**Exercise prompt**
Return a copy of every line in the records that includes the word "Display".
# Start of Records provided
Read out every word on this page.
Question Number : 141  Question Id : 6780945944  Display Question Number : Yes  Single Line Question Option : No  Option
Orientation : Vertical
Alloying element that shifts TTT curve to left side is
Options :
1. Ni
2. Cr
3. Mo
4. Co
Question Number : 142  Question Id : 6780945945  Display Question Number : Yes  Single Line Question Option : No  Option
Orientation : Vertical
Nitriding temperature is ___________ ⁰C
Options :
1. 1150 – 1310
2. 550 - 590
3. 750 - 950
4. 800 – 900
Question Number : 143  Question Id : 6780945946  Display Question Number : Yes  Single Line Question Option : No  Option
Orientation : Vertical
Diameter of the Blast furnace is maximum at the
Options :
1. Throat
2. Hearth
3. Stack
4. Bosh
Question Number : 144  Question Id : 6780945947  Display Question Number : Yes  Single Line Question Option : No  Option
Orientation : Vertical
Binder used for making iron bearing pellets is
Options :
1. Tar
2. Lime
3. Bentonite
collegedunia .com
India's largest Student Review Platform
# End of Records provided
**Answer to the task**
Question Number : 141  Question Id : 6780945944  Display Question Number : Yes  Single Line Question Option : No  Option
Question Number : 142  Question Id : 6780945945  Display Question Number : Yes  Single Line Question Option : No  Option
Question Number : 143  Question Id : 6780945946  Display Question Number : Yes  Single Line Question Option : No  Option
Question Number : 144  Question Id : 6780945947  Display Question Number : Yes  Single Line Question Option : No  Option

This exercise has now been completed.